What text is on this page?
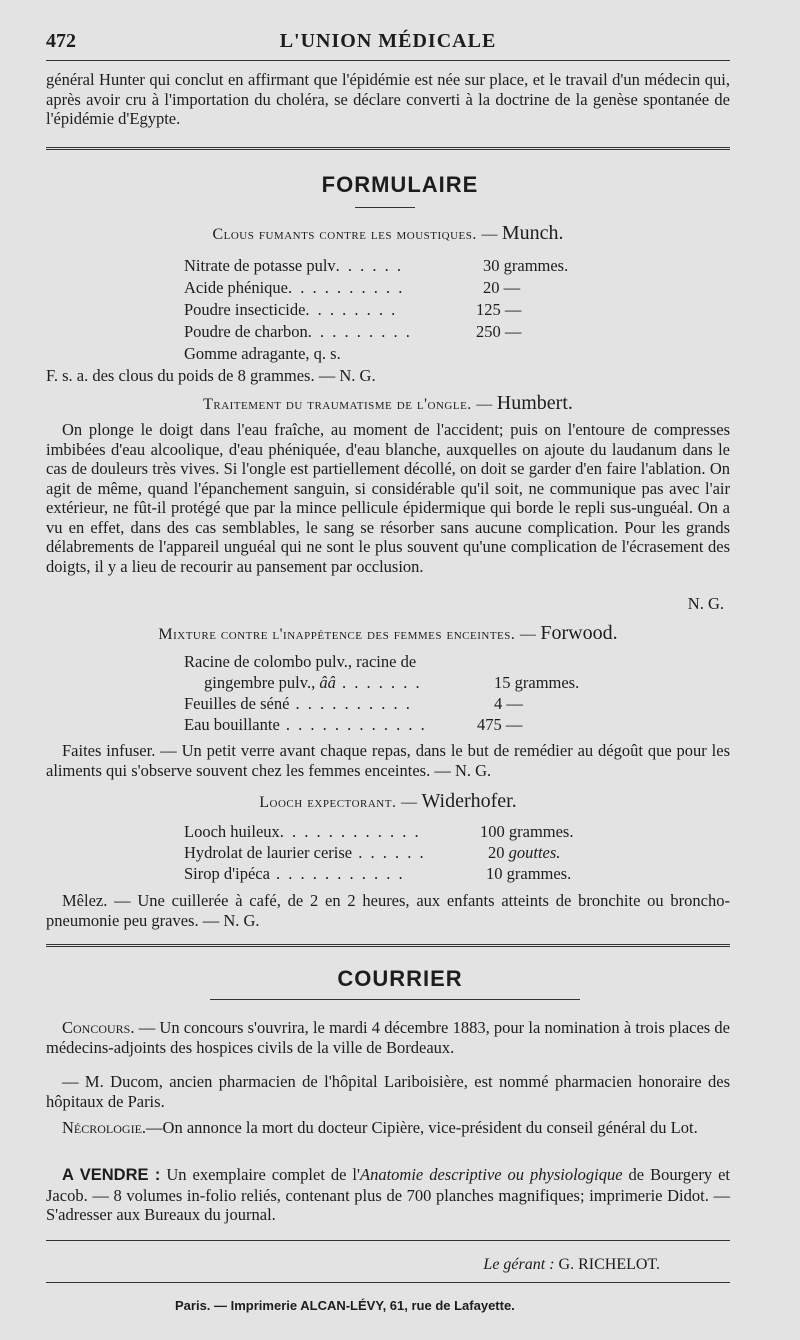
472	L'UNION MÉDICALE
général Hunter qui conclut en affirmant que l'épidémie est née sur place, et le travail d'un médecin qui, après avoir cru à l'importation du choléra, se déclare converti à la doctrine de la genèse spontanée de l'épidémie d'Egypte.
FORMULAIRE
Clous fumants contre les moustiques. — Munch.
Nitrate de potasse pulv. . . . . .	30 grammes.
Acide phénique. . . . . . . . . .	20 —
Poudre insecticide. . . . . . . .	125 —
Poudre de charbon. . . . . . . . .	250 —
Gomme adragante, q. s.
F. s. a. des clous du poids de 8 grammes. — N. G.
Traitement du traumatisme de l'ongle. — Humbert.
On plonge le doigt dans l'eau fraîche, au moment de l'accident; puis on l'entoure de compresses imbibées d'eau alcoolique, d'eau phéniquée, d'eau blanche, auxquelles on ajoute du laudanum dans le cas de douleurs très vives. Si l'ongle est partiellement décollé, on doit se garder d'en faire l'ablation. On agit de même, quand l'épanchement sanguin, si considérable qu'il soit, ne communique pas avec l'air extérieur, ne fût-il protégé que par la mince pellicule épidermique qui borde le repli sus-unguéal. On a vu en effet, dans des cas semblables, le sang se résorber sans aucune complication. Pour les grands délabrements de l'appareil unguéal qui ne sont le plus souvent qu'une complication de l'écrasement des doigts, il y a lieu de recourir au pansement par occlusion.
N. G.
Mixture contre l'inappétence des femmes enceintes. — Forwood.
Racine de colombo pulv., racine de
gingembre pulv., ââ . . . . . . .	15 grammes.
Feuilles de séné . . . . . . . . . .	4 —
Eau bouillante . . . . . . . . . . . .	475 —
Faites infuser. — Un petit verre avant chaque repas, dans le but de remédier au dégoût que pour les aliments qui s'observe souvent chez les femmes enceintes. — N. G.
Looch expectorant. — Widerhofer.
Looch huileux. . . . . . . . . . . .	100 grammes.
Hydrolat de laurier cerise . . . . . .	20 gouttes.
Sirop d'ipéca . . . . . . . . . . .	10 grammes.
Mêlez. — Une cuillerée à café, de 2 en 2 heures, aux enfants atteints de bronchite ou broncho-pneumonie peu graves. — N. G.
COURRIER
Concours. — Un concours s'ouvrira, le mardi 4 décembre 1883, pour la nomination à trois places de médecins-adjoints des hospices civils de la ville de Bordeaux.
— M. Ducom, ancien pharmacien de l'hôpital Lariboisière, est nommé pharmacien honoraire des hôpitaux de Paris.
Nécrologie.—On annonce la mort du docteur Cipière, vice-président du conseil général du Lot.
A VENDRE : Un exemplaire complet de l'Anatomie descriptive ou physiologique de Bourgery et Jacob. — 8 volumes in-folio reliés, contenant plus de 700 planches magnifiques; imprimerie Didot. — S'adresser aux Bureaux du journal.
Le gérant : G. RICHELOT.
Paris. — Imprimerie ALCAN-LÉVY, 61, rue de Lafayette.
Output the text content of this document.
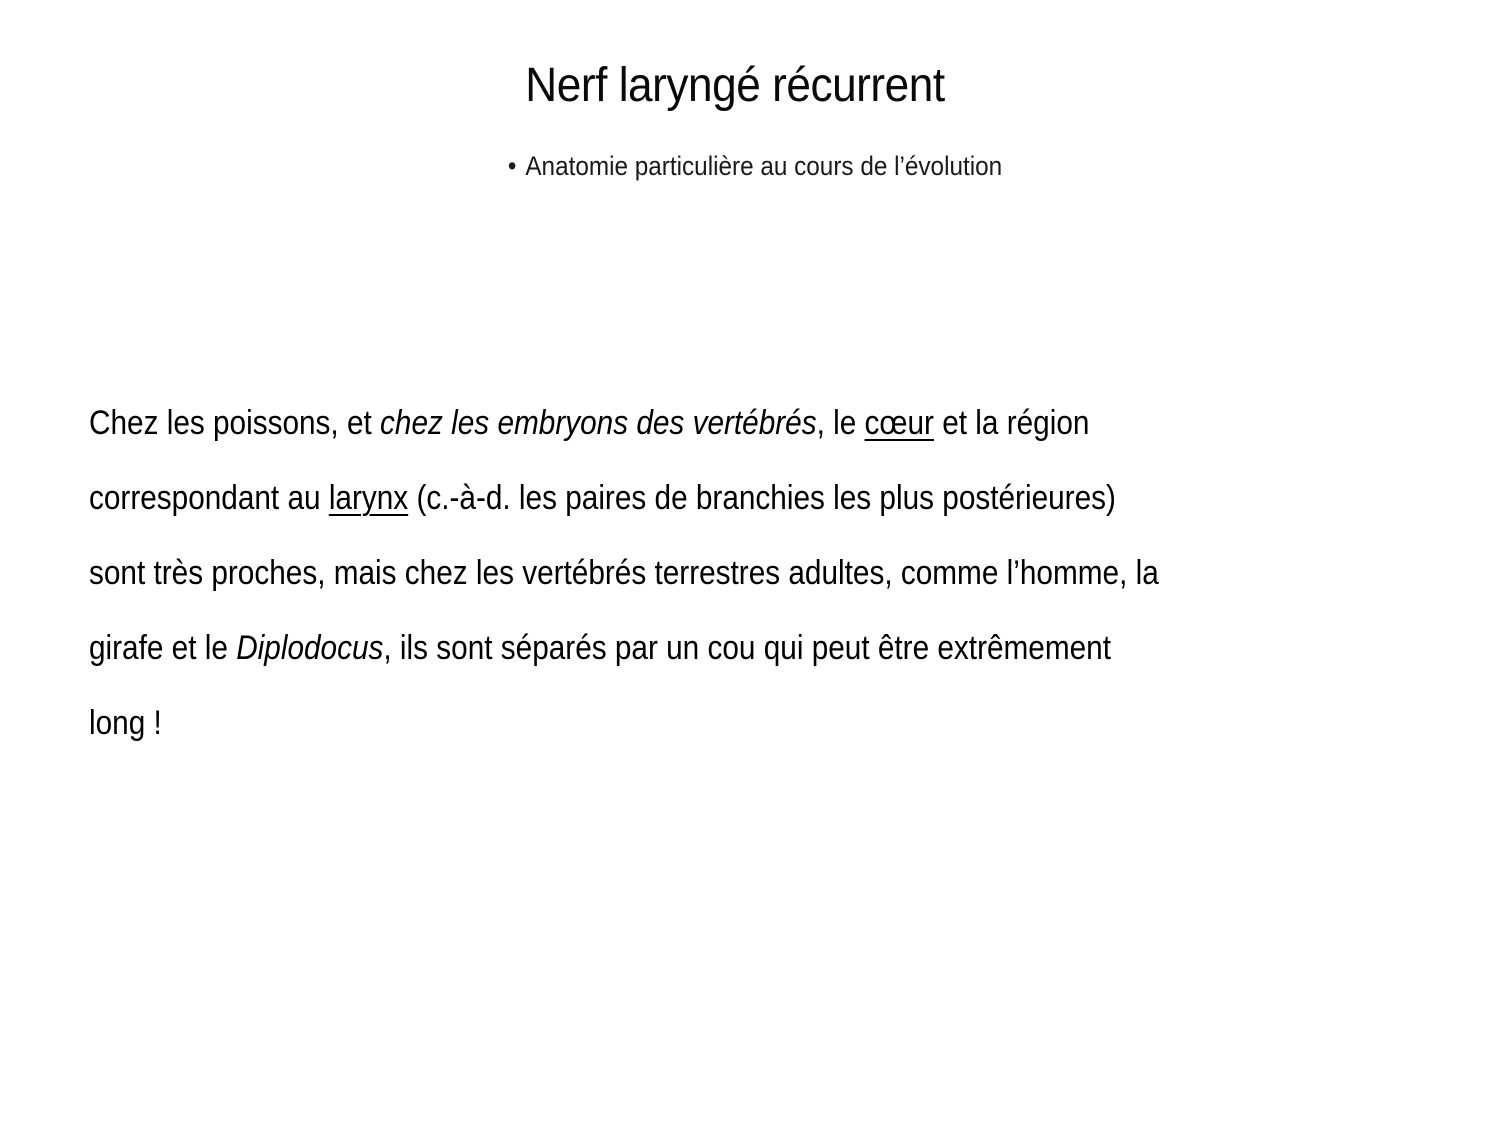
Nerf laryngé récurrent
• Anatomie particulière au cours de l’évolution
Chez les poissons, et chez les embryons des vertébrés, le cœur et la région
correspondant au larynx (c.-à-d. les paires de branchies les plus postérieures)
sont très proches, mais chez les vertébrés terrestres adultes, comme l’homme, la
girafe et le Diplodocus, ils sont séparés par un cou qui peut être extrêmement
long !
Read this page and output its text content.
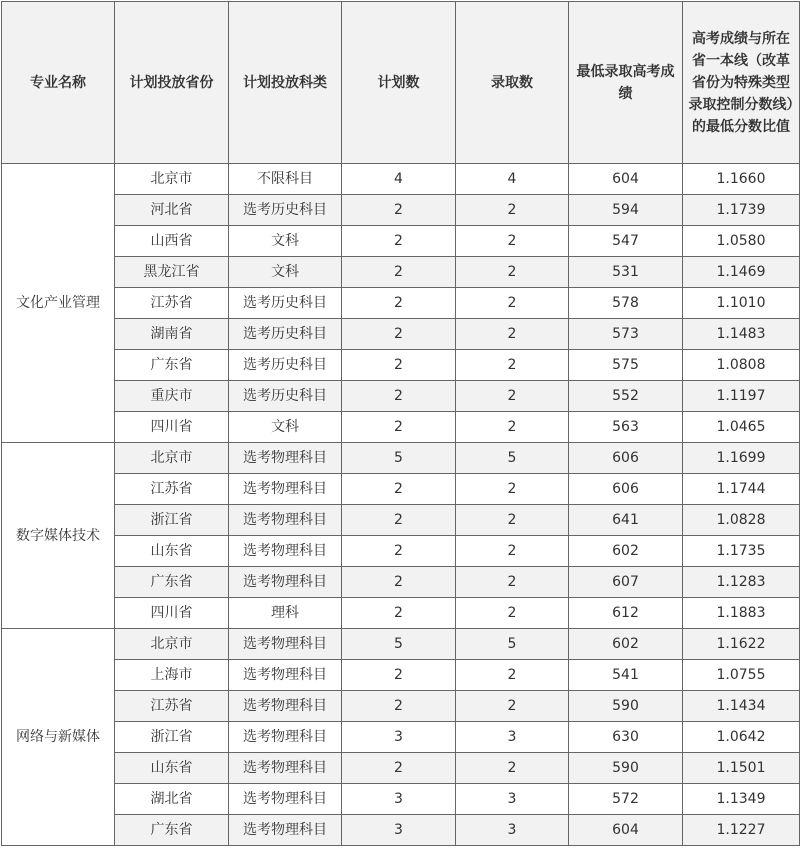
专业名称	计划投放省份	计划投放科类	计划数	录取数	最低录取高考成绩	高考成绩与所在省一本线（改革省份为特殊类型录取控制分数线）的最低分数比值
文化产业管理	北京市	不限科目	4	4	604	1.1660
	河北省	选考历史科目	2	2	594	1.1739
	山西省	文科	2	2	547	1.0580
	黑龙江省	文科	2	2	531	1.1469
	江苏省	选考历史科目	2	2	578	1.1010
	湖南省	选考历史科目	2	2	573	1.1483
	广东省	选考历史科目	2	2	575	1.0808
	重庆市	选考历史科目	2	2	552	1.1197
	四川省	文科	2	2	563	1.0465
数字媒体技术	北京市	选考物理科目	5	5	606	1.1699
	江苏省	选考物理科目	2	2	606	1.1744
	浙江省	选考物理科目	2	2	641	1.0828
	山东省	选考物理科目	2	2	602	1.1735
	广东省	选考物理科目	2	2	607	1.1283
	四川省	理科	2	2	612	1.1883
网络与新媒体	北京市	选考物理科目	5	5	602	1.1622
	上海市	选考物理科目	2	2	541	1.0755
	江苏省	选考物理科目	2	2	590	1.1434
	浙江省	选考物理科目	3	3	630	1.0642
	山东省	选考物理科目	2	2	590	1.1501
	湖北省	选考物理科目	3	3	572	1.1349
	广东省	选考物理科目	3	3	604	1.1227
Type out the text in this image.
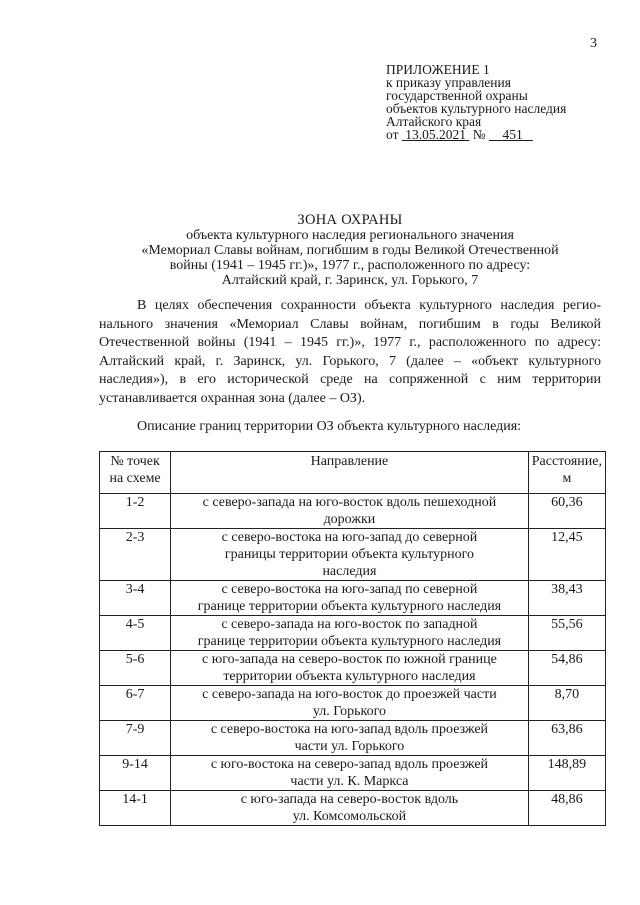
3
ПРИЛОЖЕНИЕ 1
к приказу управления
государственной охраны
объектов культурного наследия
Алтайского края
от 13.05.2021 № 451
ЗОНА ОХРАНЫ
объекта культурного наследия регионального значения
«Мемориал Славы войнам, погибшим в годы Великой Отечественной
войны (1941 – 1945 гг.)», 1977 г., расположенного по адресу:
Алтайский край, г. Заринск, ул. Горького, 7
В целях обеспечения сохранности объекта культурного наследия регио-
нального значения «Мемориал Славы войнам, погибшим в годы Великой
Отечественной войны (1941 – 1945 гг.)», 1977 г., расположенного по адресу:
Алтайский край, г. Заринск, ул. Горького, 7 (далее – «объект культурного
наследия»), в его исторической среде на сопряженной с ним территории
устанавливается охранная зона (далее – ОЗ).
Описание границ территории ОЗ объекта культурного наследия:
№ точек
на схеме	Направление	Расстояние,
м

1-2	с северо-запада на юго-восток вдоль пешеходной
дорожки	60,36
2-3	с северо-востока на юго-запад до северной
границы территории объекта культурного
наследия	12,45
3-4	с северо-востока на юго-запад по северной
границе территории объекта культурного наследия	38,43
4-5	с северо-запада на юго-восток по западной
границе территории объекта культурного наследия	55,56
5-6	с юго-запада на северо-восток по южной границе
территории объекта культурного наследия	54,86
6-7	с северо-запада на юго-восток до проезжей части
ул. Горького	8,70
7-9	с северо-востока на юго-запад вдоль проезжей
части ул. Горького	63,86
9-14	с юго-востока на северо-запад вдоль проезжей
части ул. К. Маркса	148,89
14-1	с юго-запада на северо-восток вдоль
ул. Комсомольской	48,86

= = = =

▸ **WHAT THE TASK REQUIRES**: Reproduce the data above in full, exactly as it is, with the pictures left out.

▸ **FULL SOLUTION**:
What text is on this page?
472	L'UNION MÉDICALE
général Hunter qui conclut en affirmant que l'épidémie est née sur place, et le travail d'un médecin qui, après avoir cru à l'importation du choléra, se déclare converti à la doctrine de la genèse spontanée de l'épidémie d'Egypte.
FORMULAIRE
Clous fumants contre les moustiques. — Munch.
Nitrate de potasse pulv. . . . . .	30 grammes.
Acide phénique. . . . . . . . . .	20 —
Poudre insecticide. . . . . . . .	125 —
Poudre de charbon. . . . . . . . .	250 —
Gomme adragante, q. s.
F. s. a. des clous du poids de 8 grammes. — N. G.
Traitement du traumatisme de l'ongle. — Humbert.
On plonge le doigt dans l'eau fraîche, au moment de l'accident; puis on l'entoure de compresses imbibées d'eau alcoolique, d'eau phéniquée, d'eau blanche, auxquelles on ajoute du laudanum dans le cas de douleurs très vives. Si l'ongle est partiellement décollé, on doit se garder d'en faire l'ablation. On agit de même, quand l'épanchement sanguin, si considérable qu'il soit, ne communique pas avec l'air extérieur, ne fût-il protégé que par la mince pellicule épidermique qui borde le repli sus-unguéal. On a vu en effet, dans des cas semblables, le sang se résorber sans aucune complication. Pour les grands délabrements de l'appareil unguéal qui ne sont le plus souvent qu'une complication de l'écrasement des doigts, il y a lieu de recourir au pansement par occlusion.
N. G.
Mixture contre l'inappétence des femmes enceintes. — Forwood.
Racine de colombo pulv., racine de
gingembre pulv., ââ . . . . . . .	15 grammes.
Feuilles de séné . . . . . . . . . .	4 —
Eau bouillante . . . . . . . . . . . .	475 —
Faites infuser. — Un petit verre avant chaque repas, dans le but de remédier au dégoût que pour les aliments qui s'observe souvent chez les femmes enceintes. — N. G.
Looch expectorant. — Widerhofer.
Looch huileux. . . . . . . . . . . .	100 grammes.
Hydrolat de laurier cerise . . . . . .	20 gouttes.
Sirop d'ipéca . . . . . . . . . . .	10 grammes.
Mêlez. — Une cuillerée à café, de 2 en 2 heures, aux enfants atteints de bronchite ou broncho-pneumonie peu graves. — N. G.
COURRIER
Concours. — Un concours s'ouvrira, le mardi 4 décembre 1883, pour la nomination à trois places de médecins-adjoints des hospices civils de la ville de Bordeaux.
— M. Ducom, ancien pharmacien de l'hôpital Lariboisière, est nommé pharmacien honoraire des hôpitaux de Paris.
Nécrologie.—On annonce la mort du docteur Cipière, vice-président du conseil général du Lot.
A VENDRE : Un exemplaire complet de l'Anatomie descriptive ou physiologique de Bourgery et Jacob. — 8 volumes in-folio reliés, contenant plus de 700 planches magnifiques; imprimerie Didot. — S'adresser aux Bureaux du journal.
Le gérant : G. RICHELOT.
Paris. — Imprimerie ALCAN-LÉVY, 61, rue de Lafayette.
Output the text content of this document.
Nerf laryngé récurrent
• Anatomie particulière au cours de l’évolution
Chez les poissons, et chez les embryons des vertébrés, le cœur et la région
correspondant au larynx (c.-à-d. les paires de branchies les plus postérieures)
sont très proches, mais chez les vertébrés terrestres adultes, comme l’homme, la
girafe et le Diplodocus, ils sont séparés par un cou qui peut être extrêmement
long !
Read this page and output its text content.
专业名称	计划投放省份	计划投放科类	计划数	录取数	最低录取高考成绩	高考成绩与所在省一本线（改革省份为特殊类型录取控制分数线）的最低分数比值
文化产业管理	北京市	不限科目	4	4	604	1.1660
	河北省	选考历史科目	2	2	594	1.1739
	山西省	文科	2	2	547	1.0580
	黑龙江省	文科	2	2	531	1.1469
	江苏省	选考历史科目	2	2	578	1.1010
	湖南省	选考历史科目	2	2	573	1.1483
	广东省	选考历史科目	2	2	575	1.0808
	重庆市	选考历史科目	2	2	552	1.1197
	四川省	文科	2	2	563	1.0465
数字媒体技术	北京市	选考物理科目	5	5	606	1.1699
	江苏省	选考物理科目	2	2	606	1.1744
	浙江省	选考物理科目	2	2	641	1.0828
	山东省	选考物理科目	2	2	602	1.1735
	广东省	选考物理科目	2	2	607	1.1283
	四川省	理科	2	2	612	1.1883
网络与新媒体	北京市	选考物理科目	5	5	602	1.1622
	上海市	选考物理科目	2	2	541	1.0755
	江苏省	选考物理科目	2	2	590	1.1434
	浙江省	选考物理科目	3	3	630	1.0642
	山东省	选考物理科目	2	2	590	1.1501
	湖北省	选考物理科目	3	3	572	1.1349
	广东省	选考物理科目	3	3	604	1.1227
Type out the text in this image.
3
ПРИЛОЖЕНИЕ 1
к приказу управления
государственной охраны
объектов культурного наследия
Алтайского края
от 13.05.2021 № 451
ЗОНА ОХРАНЫ
объекта культурного наследия регионального значения
«Мемориал Славы войнам, погибшим в годы Великой Отечественной
войны (1941 – 1945 гг.)», 1977 г., расположенного по адресу:
Алтайский край, г. Заринск, ул. Горького, 7
В целях обеспечения сохранности объекта культурного наследия регио-
нального значения «Мемориал Славы войнам, погибшим в годы Великой
Отечественной войны (1941 – 1945 гг.)», 1977 г., расположенного по адресу:
Алтайский край, г. Заринск, ул. Горького, 7 (далее – «объект культурного
наследия»), в его исторической среде на сопряженной с ним территории
устанавливается охранная зона (далее – ОЗ).
Описание границ территории ОЗ объекта культурного наследия:
№ точек
на схеме	Направление	Расстояние,
м

1-2	с северо-запада на юго-восток вдоль пешеходной
дорожки	60,36
2-3	с северо-востока на юго-запад до северной
границы территории объекта культурного
наследия	12,45
3-4	с северо-востока на юго-запад по северной
границе территории объекта культурного наследия	38,43
4-5	с северо-запада на юго-восток по западной
границе территории объекта культурного наследия	55,56
5-6	с юго-запада на северо-восток по южной границе
территории объекта культурного наследия	54,86
6-7	с северо-запада на юго-восток до проезжей части
ул. Горького	8,70
7-9	с северо-востока на юго-запад вдоль проезжей
части ул. Горького	63,86
9-14	с юго-востока на северо-запад вдоль проезжей
части ул. К. Маркса	148,89
14-1	с юго-запада на северо-восток вдоль
ул. Комсомольской	48,86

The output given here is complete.